[JOB]
Without the pictures, print each of the records below exactly as it appears.

[RECORDS SHOWN]
━━━━━━

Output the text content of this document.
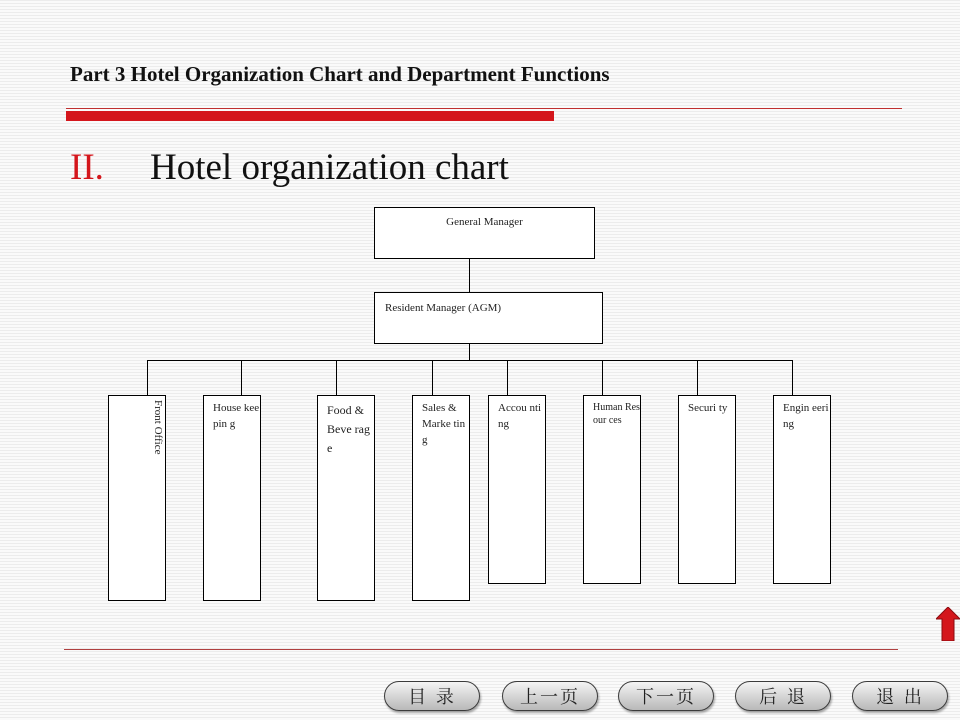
Part 3 Hotel Organization Chart and Department Functions
II. Hotel organization chart
General Manager
Resident Manager (AGM)
Front Office	House keepin g
Food & Beve rage
Sales & Marke ting
Accou nting
Human Resour ces
Securi ty	Engin eering
目 录	上一页	下一页	后 退	退 出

━━━━━━

[RESPONSE]
Output the text content of this document.
Part 3 Hotel Organization Chart and Department Functions
II. Hotel organization chart
General Manager
Resident Manager (AGM)
Front Office	House keepin g
Food & Beve rage
Sales & Marke ting
Accou nting
Human Resour ces
Securi ty	Engin eering
目 录	上一页	下一页	后 退	退 出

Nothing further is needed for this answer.